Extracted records
▬▬▬▬▬▬

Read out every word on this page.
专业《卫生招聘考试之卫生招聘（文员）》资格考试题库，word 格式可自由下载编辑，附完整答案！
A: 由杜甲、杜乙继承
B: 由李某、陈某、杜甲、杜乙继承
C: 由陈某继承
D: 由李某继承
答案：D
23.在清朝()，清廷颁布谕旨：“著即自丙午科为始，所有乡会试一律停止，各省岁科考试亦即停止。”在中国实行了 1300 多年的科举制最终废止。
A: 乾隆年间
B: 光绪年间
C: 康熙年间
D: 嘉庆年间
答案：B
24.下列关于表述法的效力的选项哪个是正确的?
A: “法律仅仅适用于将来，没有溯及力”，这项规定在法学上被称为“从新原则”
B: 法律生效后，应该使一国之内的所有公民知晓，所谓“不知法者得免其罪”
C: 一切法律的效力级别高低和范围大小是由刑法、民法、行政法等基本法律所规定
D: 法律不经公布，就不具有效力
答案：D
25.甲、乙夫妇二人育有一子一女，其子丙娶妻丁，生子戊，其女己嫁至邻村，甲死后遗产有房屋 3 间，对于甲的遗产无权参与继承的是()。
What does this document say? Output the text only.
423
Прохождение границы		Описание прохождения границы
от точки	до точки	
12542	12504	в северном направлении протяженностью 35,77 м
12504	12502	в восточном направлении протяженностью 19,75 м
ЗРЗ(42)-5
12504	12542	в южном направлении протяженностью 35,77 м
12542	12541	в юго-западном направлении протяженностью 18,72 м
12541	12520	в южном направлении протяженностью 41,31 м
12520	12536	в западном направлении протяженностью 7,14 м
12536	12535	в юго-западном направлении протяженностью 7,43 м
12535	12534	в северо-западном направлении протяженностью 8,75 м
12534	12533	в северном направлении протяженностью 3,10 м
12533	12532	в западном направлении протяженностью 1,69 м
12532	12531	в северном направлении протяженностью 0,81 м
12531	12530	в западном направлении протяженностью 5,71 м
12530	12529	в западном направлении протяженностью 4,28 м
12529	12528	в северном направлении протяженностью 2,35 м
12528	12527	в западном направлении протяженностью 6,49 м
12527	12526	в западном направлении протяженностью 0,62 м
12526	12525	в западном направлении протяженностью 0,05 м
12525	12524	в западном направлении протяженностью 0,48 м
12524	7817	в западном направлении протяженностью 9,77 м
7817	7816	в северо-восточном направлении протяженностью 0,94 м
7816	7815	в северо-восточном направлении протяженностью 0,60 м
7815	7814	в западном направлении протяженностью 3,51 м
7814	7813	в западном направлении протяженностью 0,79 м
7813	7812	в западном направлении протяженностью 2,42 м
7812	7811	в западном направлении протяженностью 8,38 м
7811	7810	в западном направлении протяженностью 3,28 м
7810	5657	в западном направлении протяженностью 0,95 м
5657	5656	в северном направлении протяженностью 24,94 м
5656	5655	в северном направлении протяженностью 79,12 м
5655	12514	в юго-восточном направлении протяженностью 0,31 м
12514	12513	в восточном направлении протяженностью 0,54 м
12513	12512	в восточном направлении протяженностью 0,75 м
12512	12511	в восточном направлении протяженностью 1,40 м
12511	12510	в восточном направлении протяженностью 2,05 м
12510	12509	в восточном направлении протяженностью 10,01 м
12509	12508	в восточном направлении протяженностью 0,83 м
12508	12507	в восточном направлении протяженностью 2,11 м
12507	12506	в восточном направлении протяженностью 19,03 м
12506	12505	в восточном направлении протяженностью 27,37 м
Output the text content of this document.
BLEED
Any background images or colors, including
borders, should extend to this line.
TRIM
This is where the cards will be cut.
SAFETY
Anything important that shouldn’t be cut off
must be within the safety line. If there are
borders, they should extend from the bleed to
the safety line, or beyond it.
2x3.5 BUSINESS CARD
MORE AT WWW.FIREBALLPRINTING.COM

▬▬▬▬▬▬

WHAT YOU HAVE TO DO
Extract, unchanged, the closing run of lines that opens with the line containing "Output the text content of this document." and ends with the last line.

RESPONSE
Output the text content of this document.
BLEED
Any background images or colors, including
borders, should extend to this line.
TRIM
This is where the cards will be cut.
SAFETY
Anything important that shouldn’t be cut off
must be within the safety line. If there are
borders, they should extend from the bleed to
the safety line, or beyond it.
2x3.5 BUSINESS CARD
MORE AT WWW.FIREBALLPRINTING.COM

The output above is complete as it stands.